_Task to carry out_
Find the lines of data that contain the string "active", then list them.

_Listed records_

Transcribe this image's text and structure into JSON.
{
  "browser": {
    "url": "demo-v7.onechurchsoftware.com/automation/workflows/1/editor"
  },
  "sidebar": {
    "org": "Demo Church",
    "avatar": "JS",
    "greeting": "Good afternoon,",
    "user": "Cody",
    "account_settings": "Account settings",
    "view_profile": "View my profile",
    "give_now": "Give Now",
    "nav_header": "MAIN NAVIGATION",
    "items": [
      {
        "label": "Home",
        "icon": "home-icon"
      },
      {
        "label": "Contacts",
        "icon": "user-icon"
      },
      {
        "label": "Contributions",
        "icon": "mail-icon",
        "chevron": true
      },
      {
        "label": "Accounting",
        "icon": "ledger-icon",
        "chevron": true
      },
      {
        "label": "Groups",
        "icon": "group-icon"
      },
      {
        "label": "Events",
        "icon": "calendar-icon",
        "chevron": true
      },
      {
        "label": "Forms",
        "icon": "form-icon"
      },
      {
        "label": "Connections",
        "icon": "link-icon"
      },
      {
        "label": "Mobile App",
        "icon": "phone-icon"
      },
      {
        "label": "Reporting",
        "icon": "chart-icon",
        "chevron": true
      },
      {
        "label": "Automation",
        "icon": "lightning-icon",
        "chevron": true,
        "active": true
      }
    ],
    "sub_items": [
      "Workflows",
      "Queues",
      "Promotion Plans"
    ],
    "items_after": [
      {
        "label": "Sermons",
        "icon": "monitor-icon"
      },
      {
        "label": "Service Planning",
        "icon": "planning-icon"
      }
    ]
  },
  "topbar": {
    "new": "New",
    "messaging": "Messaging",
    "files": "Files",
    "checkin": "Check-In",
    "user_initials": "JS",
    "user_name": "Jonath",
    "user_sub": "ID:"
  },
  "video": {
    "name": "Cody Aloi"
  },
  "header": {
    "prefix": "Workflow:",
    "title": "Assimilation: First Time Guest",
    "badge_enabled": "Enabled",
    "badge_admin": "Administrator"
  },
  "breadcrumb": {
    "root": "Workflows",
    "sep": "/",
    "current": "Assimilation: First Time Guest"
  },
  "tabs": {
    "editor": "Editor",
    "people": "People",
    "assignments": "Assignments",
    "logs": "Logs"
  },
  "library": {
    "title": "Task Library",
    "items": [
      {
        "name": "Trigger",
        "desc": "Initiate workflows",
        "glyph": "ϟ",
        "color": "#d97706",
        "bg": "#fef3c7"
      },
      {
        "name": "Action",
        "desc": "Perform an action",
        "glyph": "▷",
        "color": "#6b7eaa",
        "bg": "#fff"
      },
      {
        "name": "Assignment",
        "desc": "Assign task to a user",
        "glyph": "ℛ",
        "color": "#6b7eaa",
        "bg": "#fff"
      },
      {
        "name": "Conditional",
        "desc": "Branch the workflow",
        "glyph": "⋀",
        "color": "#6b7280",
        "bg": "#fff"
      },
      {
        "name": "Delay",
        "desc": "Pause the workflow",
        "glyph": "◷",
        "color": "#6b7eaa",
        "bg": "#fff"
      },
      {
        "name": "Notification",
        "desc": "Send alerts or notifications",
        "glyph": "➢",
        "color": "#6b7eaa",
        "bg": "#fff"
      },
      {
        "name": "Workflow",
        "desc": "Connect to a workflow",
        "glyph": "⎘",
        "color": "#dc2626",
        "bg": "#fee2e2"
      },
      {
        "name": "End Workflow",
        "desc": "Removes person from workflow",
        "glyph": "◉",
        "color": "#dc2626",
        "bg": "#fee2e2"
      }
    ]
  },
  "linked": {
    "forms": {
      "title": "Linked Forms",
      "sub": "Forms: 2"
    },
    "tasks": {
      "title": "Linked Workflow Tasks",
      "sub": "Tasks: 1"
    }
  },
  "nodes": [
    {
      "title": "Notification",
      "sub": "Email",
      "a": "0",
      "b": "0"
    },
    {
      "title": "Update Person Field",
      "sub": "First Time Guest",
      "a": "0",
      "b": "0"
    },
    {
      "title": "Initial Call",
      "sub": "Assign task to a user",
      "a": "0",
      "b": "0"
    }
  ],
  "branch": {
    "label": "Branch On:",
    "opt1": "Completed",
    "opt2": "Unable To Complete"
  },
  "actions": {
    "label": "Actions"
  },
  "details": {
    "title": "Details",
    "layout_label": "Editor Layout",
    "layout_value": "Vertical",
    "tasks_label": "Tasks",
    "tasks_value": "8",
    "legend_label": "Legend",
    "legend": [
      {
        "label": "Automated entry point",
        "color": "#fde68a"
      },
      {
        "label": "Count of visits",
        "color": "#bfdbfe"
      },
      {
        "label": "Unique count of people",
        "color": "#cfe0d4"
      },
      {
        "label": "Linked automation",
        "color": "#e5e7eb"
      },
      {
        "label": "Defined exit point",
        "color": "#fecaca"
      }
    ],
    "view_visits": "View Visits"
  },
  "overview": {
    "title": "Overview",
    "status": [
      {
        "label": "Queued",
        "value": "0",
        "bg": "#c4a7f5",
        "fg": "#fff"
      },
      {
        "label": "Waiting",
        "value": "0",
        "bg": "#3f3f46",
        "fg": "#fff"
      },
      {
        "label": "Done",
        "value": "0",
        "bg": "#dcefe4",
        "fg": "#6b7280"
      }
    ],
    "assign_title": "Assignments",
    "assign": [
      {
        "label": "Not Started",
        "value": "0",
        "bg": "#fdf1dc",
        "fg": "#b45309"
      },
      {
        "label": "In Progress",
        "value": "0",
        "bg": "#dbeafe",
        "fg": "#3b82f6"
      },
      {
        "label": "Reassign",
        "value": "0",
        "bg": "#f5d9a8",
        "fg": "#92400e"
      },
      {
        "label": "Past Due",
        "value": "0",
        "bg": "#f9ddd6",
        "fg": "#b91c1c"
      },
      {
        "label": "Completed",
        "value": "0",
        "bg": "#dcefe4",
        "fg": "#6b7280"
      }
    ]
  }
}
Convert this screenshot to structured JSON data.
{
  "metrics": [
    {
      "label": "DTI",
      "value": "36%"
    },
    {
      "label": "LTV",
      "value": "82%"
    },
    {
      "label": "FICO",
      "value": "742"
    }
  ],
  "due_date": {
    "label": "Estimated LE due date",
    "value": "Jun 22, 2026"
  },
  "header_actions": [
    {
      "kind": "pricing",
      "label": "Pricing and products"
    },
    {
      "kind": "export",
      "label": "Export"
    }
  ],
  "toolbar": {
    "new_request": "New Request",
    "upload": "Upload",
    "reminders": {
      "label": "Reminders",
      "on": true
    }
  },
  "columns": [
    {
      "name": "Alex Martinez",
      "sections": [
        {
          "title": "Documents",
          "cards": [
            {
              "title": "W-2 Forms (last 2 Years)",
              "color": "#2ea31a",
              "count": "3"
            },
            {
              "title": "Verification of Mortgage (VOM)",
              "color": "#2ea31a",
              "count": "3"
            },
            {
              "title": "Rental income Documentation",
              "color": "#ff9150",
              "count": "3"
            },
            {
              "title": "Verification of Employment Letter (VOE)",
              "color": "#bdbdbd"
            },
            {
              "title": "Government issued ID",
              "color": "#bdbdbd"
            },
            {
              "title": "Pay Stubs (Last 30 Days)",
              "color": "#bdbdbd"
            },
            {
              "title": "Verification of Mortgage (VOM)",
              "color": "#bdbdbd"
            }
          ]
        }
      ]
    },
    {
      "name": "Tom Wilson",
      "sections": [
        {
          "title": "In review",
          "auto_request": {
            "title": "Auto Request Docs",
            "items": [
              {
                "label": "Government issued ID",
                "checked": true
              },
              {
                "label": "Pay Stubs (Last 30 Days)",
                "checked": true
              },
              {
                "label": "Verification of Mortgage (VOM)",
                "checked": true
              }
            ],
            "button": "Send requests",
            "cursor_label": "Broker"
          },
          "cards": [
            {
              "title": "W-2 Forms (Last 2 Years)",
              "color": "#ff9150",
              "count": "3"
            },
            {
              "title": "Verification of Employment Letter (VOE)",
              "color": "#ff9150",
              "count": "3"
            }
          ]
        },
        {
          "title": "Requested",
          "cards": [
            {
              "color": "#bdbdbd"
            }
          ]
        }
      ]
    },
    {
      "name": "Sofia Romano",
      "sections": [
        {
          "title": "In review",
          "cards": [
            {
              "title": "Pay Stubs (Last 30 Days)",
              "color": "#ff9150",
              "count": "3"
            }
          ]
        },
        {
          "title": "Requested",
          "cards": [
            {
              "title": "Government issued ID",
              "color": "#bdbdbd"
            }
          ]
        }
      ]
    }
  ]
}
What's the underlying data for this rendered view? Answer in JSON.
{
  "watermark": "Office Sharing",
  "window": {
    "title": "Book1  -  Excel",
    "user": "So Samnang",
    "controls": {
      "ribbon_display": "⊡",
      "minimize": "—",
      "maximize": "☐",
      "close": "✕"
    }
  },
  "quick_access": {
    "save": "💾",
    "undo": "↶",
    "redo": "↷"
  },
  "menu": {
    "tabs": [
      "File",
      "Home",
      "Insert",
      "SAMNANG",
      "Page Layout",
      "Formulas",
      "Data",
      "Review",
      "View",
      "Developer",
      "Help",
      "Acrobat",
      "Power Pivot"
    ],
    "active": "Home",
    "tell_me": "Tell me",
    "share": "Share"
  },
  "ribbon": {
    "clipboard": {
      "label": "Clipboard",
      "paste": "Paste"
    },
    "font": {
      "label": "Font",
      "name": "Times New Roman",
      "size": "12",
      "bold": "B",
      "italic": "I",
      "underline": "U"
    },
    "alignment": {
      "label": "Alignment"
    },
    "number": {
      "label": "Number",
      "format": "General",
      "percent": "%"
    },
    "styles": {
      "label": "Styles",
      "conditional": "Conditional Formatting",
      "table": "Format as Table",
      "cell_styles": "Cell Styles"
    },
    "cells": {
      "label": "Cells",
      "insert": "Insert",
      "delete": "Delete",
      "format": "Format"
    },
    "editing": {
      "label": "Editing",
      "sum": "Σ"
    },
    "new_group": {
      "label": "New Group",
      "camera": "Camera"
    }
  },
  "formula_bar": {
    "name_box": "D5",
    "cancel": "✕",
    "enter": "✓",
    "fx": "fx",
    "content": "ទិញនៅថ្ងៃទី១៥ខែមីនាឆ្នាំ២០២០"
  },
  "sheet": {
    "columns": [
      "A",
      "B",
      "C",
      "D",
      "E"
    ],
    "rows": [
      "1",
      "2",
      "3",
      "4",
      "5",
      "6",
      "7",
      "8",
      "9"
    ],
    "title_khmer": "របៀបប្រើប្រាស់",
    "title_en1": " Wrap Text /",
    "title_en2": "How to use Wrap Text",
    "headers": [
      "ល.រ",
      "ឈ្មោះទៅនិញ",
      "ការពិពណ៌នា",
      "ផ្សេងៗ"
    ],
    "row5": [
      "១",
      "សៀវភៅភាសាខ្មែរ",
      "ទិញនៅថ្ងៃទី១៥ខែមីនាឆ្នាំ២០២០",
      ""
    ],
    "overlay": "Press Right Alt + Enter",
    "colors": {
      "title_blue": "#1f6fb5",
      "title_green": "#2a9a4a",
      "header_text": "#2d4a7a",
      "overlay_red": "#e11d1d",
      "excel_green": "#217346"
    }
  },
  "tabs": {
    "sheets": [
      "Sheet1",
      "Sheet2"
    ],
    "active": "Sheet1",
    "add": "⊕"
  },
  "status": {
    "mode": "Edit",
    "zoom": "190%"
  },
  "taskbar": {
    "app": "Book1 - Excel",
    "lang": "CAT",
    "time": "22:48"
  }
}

_Solution to this task_
        "active": true
    "active": "Home",
    "active": "Sheet1",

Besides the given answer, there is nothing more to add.